» Text segment
—————
Confidential Information

Customer shall consider all information furnished by Foremost, or prepared for Foremost under this Contract, in any form whatsoever, to be confidential and shall not disclose any such information to any person without Foremost’s prior written consent, or use such information itself for any purpose other than performing the work.  Upon termination of this Contract, Customer will, upon request, destroy or deliver to Foremost all confidential information and other reports, summaries or information obtained, developed or derived from the confidential information as a result of this Contract.

Limitation of Liability

Foremost Universal LP’s liability for any claim, breach, action, judgment, loss, cost, expense, fine, penalty or other damage or for any indemnity hereunder shall be limited to the lesser of: (a) $1,000,000; and (b) the amount equal to the price payable here under, and shall be limited to direct actual expenses and damages only. Foremost Universal LP shall not, under any circumstances, be liable for any indirect, special, punitive, exemplary, consequential damages, loss of profit, economic loss, loss of opportunity, loss of reputation, loss of use, environmental damage after transfer of ownership, or anticipated savings on costs or expenses.  Foremost shall not be liable where and to the extent that the subject loss falls within a peril covered by the insurance policy of the project owner, buyer, or engineering services firm as applicable and which will include a waiver of subrogation.

Any obligations, indemnities, liabilities, or warranties extended by Customer to a third party other than those express obligations, indemnities, liabilities or written warranty set out in this Contract, shall be the sole responsibility of Customer, and Customer shall defend, indemnify and save Foremost harmless from any claim, demand, damage, liability, cost or expense, including attorney fees and expenses, arising out of or resulting from such extension by Customer.
—————
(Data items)
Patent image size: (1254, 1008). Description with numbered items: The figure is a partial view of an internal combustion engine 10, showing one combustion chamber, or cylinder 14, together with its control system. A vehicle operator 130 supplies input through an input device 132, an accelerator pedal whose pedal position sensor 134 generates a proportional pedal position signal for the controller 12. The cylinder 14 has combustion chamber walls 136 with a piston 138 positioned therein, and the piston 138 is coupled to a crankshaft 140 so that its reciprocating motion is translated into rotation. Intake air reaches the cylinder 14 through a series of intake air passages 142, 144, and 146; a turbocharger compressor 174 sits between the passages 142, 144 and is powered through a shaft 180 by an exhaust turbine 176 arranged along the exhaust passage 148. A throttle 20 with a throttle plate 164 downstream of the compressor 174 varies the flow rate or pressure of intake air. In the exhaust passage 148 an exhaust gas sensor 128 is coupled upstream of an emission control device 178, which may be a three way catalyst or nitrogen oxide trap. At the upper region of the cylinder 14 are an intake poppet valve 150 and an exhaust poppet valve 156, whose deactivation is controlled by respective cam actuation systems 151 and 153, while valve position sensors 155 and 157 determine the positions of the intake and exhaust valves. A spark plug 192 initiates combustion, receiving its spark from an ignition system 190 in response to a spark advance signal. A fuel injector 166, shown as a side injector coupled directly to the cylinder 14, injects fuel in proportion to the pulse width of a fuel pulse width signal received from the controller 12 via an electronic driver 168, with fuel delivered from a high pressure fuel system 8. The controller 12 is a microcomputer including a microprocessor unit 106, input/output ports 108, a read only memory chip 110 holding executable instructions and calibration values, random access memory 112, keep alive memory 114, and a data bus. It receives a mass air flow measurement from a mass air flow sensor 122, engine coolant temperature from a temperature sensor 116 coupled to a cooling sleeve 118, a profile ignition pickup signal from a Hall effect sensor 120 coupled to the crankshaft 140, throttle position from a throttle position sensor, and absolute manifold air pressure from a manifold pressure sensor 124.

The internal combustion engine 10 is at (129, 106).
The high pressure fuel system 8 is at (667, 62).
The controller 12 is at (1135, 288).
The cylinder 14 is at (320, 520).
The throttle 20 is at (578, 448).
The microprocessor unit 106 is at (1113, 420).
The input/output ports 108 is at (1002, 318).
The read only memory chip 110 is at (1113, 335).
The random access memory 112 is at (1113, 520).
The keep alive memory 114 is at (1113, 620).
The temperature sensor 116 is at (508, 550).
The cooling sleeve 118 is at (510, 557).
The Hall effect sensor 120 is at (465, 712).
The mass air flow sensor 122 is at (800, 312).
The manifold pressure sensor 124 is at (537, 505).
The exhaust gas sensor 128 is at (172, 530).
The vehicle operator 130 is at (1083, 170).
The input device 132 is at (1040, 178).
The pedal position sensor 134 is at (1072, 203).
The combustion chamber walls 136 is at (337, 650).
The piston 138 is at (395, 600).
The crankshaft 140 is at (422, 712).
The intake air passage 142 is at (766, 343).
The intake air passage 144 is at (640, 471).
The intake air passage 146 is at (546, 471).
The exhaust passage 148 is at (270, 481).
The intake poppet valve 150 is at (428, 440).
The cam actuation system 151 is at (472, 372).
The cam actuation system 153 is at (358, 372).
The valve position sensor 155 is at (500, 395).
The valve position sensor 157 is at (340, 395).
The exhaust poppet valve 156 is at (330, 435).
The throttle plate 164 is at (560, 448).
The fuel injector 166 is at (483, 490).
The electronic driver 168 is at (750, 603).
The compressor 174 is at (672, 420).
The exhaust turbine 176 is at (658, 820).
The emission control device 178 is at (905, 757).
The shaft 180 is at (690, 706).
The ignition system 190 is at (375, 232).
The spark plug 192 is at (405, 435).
—————
Repeat the part of the contract excerpt starting at "Foremost Universal LP’s" and ending at "waiver of subrogation.", switching "Foremost Universal LP" to "Foremost".

Foremost’s liability for any claim, breach, action, judgment, loss, cost, expense, fine, penalty or other damage or for any indemnity hereunder shall be limited to the lesser of: (a) $1,000,000; and (b) the amount equal to the price payable here under, and shall be limited to direct actual expenses and damages only. Foremost shall not, under any circumstances, be liable for any indirect, special, punitive, exemplary, consequential damages, loss of profit, economic loss, loss of opportunity, loss of reputation, loss of use, environmental damage after transfer of ownership, or anticipated savings on costs or expenses.  Foremost shall not be liable where and to the extent that the subject loss falls within a peril covered by the insurance policy of the project owner, buyer, or engineering services firm as applicable and which will include a waiver of subrogation.